[start of Source data]

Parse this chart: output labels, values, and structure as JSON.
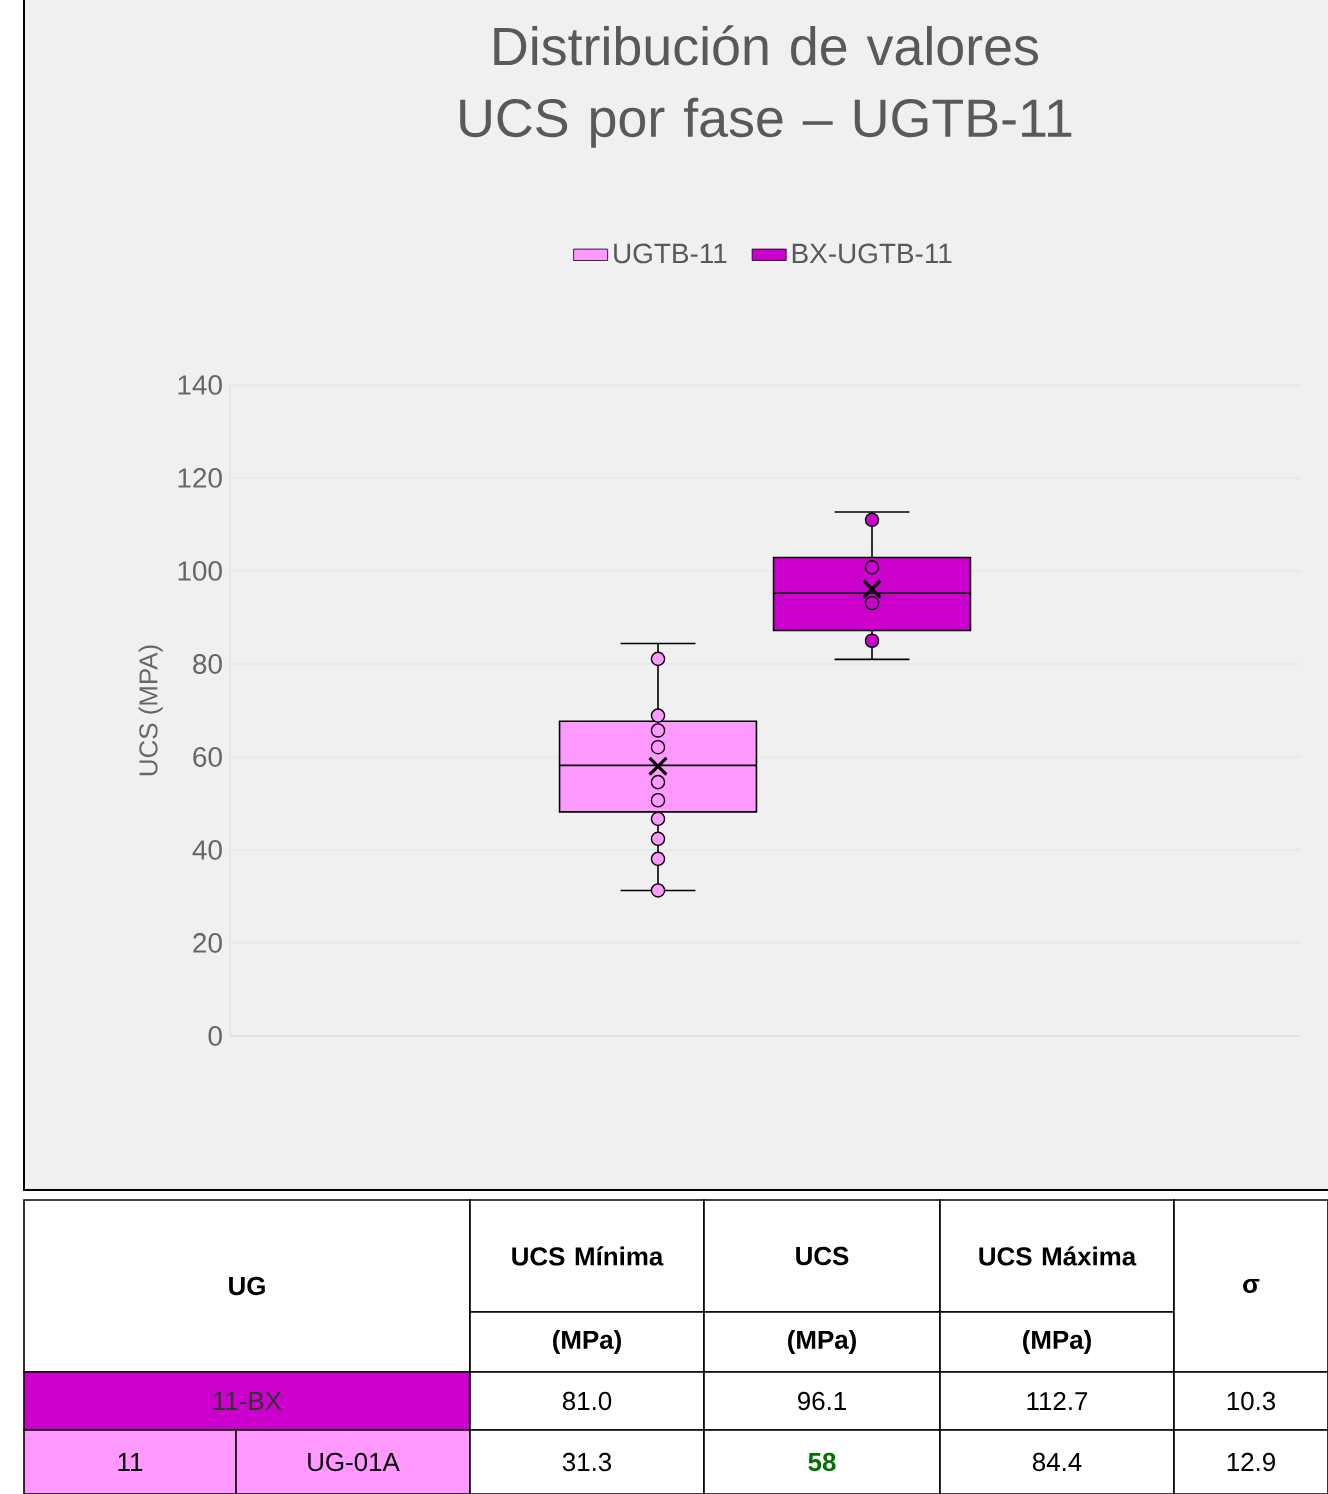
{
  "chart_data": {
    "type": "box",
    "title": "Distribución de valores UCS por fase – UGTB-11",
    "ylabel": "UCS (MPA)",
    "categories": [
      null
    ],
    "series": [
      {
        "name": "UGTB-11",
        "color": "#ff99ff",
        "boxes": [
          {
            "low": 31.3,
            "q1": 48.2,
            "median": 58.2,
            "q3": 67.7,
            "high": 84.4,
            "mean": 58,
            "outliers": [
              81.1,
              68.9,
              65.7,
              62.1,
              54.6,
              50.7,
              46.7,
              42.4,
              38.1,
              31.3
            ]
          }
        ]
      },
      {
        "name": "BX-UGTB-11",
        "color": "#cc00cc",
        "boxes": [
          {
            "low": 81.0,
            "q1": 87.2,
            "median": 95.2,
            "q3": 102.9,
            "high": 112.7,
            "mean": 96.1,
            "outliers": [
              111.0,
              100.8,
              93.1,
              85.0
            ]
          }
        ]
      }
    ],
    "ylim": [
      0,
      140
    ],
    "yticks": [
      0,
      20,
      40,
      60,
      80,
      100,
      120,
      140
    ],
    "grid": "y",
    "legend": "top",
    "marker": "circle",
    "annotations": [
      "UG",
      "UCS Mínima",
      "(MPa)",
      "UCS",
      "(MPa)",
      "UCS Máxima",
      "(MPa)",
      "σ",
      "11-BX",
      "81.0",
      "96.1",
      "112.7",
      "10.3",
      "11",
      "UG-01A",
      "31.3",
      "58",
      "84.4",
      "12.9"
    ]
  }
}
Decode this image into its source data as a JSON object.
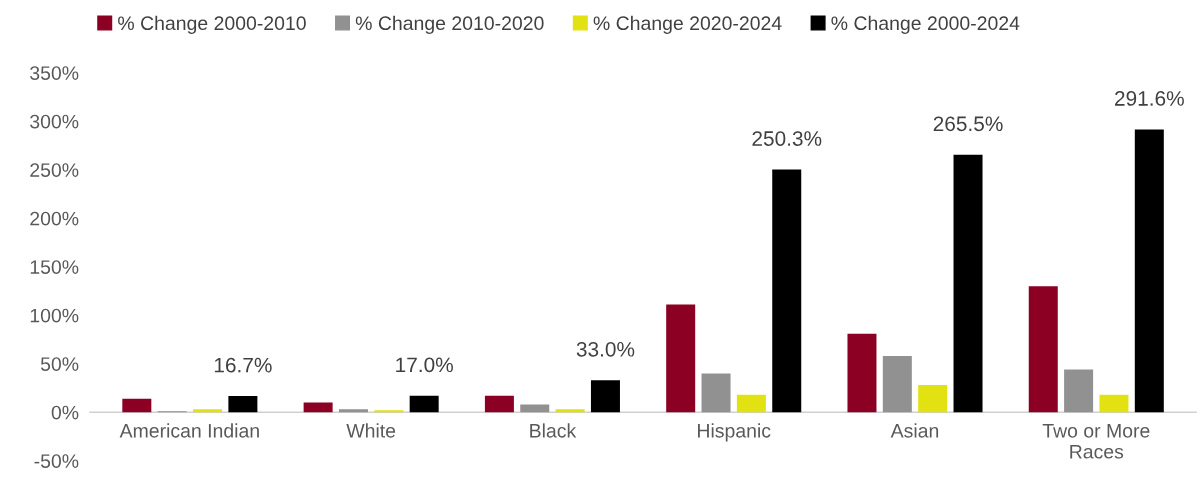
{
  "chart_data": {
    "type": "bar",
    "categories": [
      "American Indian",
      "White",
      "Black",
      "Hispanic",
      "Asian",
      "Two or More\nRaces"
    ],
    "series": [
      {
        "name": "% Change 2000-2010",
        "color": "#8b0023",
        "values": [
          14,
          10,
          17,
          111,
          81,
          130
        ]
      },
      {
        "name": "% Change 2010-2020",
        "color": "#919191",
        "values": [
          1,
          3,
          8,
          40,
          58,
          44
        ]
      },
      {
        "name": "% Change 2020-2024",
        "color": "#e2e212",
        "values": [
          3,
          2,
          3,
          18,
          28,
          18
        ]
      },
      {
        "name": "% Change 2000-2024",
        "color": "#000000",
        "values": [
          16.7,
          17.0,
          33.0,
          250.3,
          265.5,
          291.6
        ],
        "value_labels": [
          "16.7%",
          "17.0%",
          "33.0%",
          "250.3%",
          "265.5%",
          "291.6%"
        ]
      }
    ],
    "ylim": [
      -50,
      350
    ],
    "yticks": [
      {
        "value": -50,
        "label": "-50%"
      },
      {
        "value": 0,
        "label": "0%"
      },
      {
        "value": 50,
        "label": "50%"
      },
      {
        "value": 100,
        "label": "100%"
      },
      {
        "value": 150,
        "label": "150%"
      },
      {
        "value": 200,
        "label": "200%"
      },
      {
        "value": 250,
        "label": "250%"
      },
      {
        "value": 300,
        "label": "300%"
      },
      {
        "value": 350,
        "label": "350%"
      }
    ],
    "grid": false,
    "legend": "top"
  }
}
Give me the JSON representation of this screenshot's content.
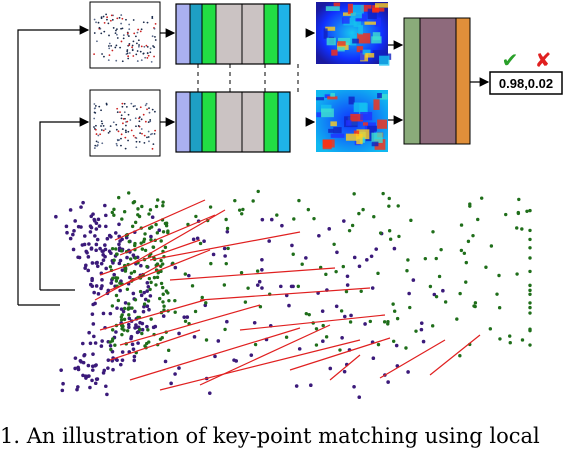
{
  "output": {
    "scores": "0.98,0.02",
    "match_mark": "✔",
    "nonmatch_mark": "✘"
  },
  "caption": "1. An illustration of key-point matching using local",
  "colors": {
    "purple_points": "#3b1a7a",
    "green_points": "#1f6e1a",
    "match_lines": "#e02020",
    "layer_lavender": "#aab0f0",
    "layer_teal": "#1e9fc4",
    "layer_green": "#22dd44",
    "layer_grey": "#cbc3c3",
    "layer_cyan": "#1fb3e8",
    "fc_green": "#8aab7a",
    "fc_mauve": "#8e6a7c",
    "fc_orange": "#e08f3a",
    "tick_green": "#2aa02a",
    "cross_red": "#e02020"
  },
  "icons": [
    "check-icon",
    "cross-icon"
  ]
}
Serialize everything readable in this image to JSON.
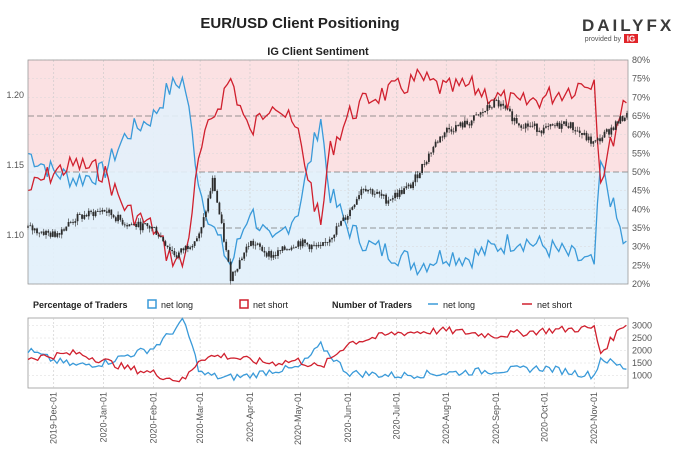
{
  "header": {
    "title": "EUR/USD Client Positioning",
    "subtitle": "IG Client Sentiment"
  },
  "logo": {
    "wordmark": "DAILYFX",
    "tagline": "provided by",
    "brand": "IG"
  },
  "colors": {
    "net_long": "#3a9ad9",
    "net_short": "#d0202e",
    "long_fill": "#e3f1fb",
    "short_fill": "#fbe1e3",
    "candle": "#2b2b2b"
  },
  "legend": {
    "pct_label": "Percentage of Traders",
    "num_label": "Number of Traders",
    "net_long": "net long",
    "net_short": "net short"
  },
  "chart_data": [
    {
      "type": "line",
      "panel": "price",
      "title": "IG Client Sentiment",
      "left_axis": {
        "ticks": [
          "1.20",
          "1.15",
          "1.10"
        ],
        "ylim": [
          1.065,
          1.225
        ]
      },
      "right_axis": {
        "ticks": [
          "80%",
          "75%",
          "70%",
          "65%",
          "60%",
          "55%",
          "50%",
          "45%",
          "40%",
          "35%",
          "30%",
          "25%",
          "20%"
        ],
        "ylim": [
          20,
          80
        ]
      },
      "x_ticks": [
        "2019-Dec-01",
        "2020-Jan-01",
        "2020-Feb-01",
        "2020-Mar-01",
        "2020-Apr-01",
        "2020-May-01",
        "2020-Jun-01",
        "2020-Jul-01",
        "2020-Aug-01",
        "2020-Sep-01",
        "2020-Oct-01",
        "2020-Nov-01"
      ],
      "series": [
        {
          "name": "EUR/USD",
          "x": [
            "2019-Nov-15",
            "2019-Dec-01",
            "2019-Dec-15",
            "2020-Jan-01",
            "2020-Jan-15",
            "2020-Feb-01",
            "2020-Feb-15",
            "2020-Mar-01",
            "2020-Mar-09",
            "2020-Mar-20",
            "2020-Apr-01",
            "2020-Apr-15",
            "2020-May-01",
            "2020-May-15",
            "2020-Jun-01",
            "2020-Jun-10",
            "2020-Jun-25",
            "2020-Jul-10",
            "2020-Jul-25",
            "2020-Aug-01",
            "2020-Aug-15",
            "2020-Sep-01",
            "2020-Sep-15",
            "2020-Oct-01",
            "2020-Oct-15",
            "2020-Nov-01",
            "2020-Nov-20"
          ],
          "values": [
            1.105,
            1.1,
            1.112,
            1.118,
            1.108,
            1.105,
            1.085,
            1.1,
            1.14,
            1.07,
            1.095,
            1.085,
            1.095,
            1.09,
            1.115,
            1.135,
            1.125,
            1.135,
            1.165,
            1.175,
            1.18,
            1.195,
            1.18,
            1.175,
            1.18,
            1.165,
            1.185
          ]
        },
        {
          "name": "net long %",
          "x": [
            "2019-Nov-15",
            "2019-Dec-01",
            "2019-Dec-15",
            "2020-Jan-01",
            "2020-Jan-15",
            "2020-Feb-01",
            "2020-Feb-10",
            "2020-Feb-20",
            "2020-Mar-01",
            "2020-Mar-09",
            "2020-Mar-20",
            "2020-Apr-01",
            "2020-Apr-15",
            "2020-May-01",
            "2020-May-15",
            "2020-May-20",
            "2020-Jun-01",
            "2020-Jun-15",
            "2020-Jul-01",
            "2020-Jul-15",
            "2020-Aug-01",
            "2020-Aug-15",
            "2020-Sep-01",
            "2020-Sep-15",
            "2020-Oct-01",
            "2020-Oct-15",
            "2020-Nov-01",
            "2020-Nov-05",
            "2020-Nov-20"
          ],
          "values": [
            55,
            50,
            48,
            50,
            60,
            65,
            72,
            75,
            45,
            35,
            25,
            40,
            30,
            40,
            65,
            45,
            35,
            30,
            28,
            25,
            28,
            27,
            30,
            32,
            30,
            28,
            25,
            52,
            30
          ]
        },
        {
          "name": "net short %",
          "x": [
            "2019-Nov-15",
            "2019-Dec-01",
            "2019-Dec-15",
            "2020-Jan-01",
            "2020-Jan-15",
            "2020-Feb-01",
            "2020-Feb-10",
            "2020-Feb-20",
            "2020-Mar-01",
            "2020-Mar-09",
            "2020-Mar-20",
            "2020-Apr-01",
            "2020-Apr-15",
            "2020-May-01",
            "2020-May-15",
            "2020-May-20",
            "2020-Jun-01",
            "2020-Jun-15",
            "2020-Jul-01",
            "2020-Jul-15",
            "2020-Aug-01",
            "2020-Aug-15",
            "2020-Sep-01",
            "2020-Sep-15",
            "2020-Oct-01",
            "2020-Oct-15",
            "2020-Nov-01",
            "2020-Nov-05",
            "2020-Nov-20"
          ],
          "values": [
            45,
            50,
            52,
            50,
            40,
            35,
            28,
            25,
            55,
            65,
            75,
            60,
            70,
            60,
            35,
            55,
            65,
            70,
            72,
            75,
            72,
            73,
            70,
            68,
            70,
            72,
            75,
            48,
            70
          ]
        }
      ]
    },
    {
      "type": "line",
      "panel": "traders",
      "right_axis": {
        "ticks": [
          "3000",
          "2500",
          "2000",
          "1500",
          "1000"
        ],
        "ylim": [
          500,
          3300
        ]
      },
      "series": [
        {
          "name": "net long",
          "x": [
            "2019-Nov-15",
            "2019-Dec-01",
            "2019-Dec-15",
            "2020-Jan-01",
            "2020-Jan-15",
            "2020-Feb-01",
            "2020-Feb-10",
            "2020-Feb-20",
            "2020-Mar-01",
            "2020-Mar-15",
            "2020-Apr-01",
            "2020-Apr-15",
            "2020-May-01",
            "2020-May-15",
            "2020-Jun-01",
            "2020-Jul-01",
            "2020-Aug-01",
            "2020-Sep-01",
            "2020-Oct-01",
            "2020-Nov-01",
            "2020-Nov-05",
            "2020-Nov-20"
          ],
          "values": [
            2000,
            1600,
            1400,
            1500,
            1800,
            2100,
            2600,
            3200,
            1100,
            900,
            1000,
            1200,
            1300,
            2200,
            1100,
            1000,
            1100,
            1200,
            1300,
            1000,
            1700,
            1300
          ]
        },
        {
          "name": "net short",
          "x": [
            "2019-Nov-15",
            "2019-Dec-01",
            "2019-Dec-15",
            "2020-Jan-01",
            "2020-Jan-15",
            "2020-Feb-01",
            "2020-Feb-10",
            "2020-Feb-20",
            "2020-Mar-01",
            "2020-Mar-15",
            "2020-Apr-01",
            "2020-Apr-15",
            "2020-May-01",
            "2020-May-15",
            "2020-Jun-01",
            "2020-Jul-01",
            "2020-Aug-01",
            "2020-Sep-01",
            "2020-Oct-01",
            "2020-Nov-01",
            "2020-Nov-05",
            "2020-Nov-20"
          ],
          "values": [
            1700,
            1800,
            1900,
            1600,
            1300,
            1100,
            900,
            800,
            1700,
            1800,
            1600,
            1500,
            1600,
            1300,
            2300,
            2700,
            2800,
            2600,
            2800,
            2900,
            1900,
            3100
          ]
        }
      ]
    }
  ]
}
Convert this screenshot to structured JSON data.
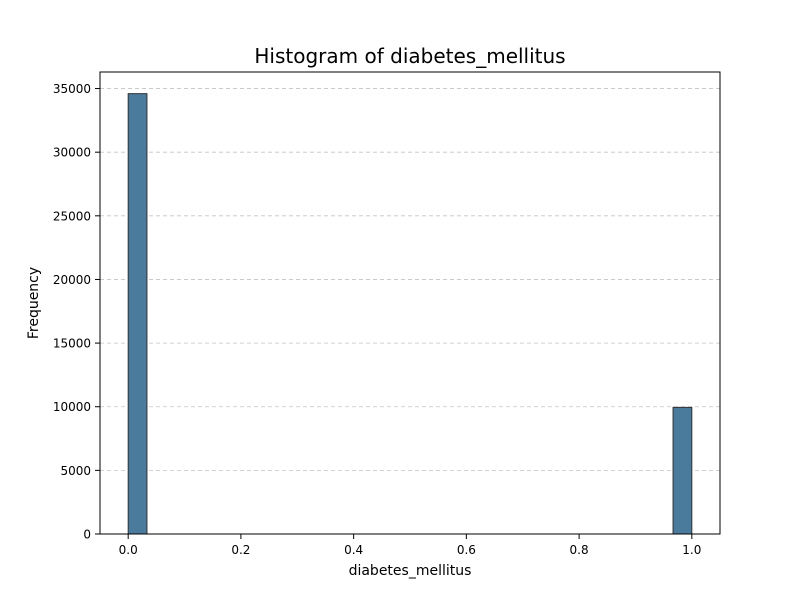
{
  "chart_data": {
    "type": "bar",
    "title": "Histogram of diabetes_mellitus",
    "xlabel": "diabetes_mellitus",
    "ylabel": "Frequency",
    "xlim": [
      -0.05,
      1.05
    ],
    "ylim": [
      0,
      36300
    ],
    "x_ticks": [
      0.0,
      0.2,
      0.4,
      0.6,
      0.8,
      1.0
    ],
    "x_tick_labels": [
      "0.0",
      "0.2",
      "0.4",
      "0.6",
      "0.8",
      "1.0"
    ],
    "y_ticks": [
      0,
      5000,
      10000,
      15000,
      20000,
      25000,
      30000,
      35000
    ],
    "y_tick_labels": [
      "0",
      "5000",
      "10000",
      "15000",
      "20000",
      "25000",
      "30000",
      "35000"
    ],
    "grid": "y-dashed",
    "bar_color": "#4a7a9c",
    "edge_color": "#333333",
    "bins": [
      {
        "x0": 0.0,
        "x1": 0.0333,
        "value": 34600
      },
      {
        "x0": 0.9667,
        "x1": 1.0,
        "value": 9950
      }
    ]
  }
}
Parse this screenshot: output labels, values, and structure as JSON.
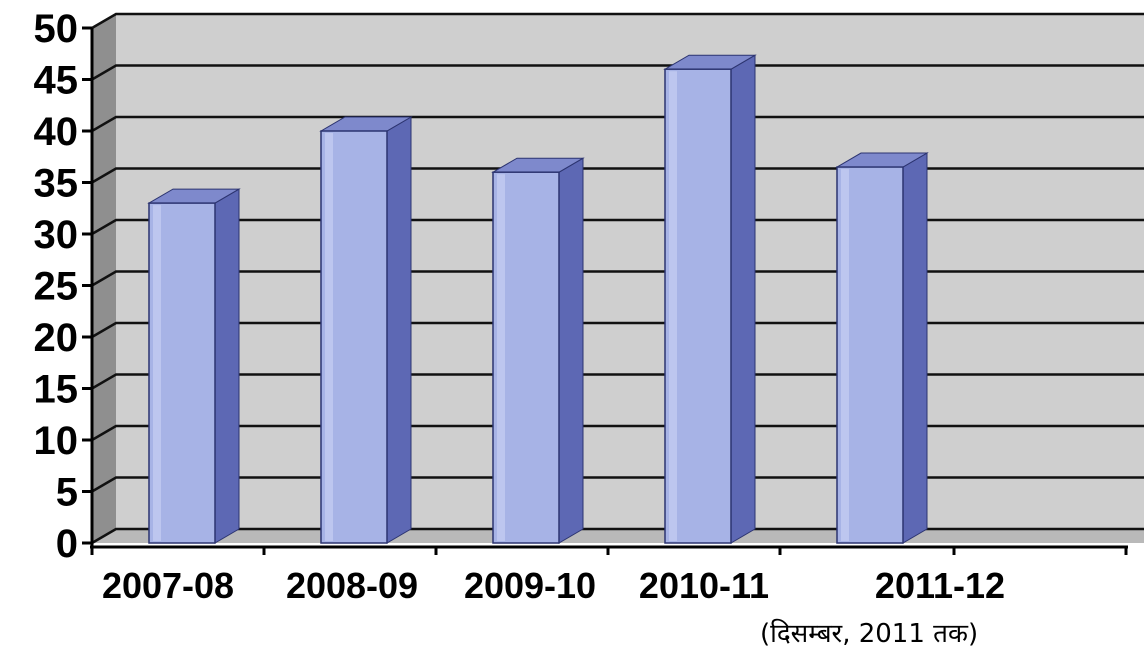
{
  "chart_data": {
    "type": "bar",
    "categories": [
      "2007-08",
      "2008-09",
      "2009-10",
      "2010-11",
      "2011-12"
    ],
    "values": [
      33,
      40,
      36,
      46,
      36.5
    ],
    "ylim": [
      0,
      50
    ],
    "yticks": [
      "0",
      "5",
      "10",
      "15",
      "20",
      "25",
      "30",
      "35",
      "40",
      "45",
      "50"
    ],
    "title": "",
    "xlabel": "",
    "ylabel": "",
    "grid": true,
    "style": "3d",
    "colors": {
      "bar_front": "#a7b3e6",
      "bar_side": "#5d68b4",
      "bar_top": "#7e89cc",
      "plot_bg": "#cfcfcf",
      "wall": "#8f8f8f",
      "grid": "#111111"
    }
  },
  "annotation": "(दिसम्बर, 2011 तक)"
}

[end of Source data]

Written request -> In the records above, locate every line with the string "Client" and copy it.

Exercise response ->
    "title": "EUR/USD Client Positioning",
    "subtitle": "IG Client Sentiment"
      "title": "IG Client Sentiment",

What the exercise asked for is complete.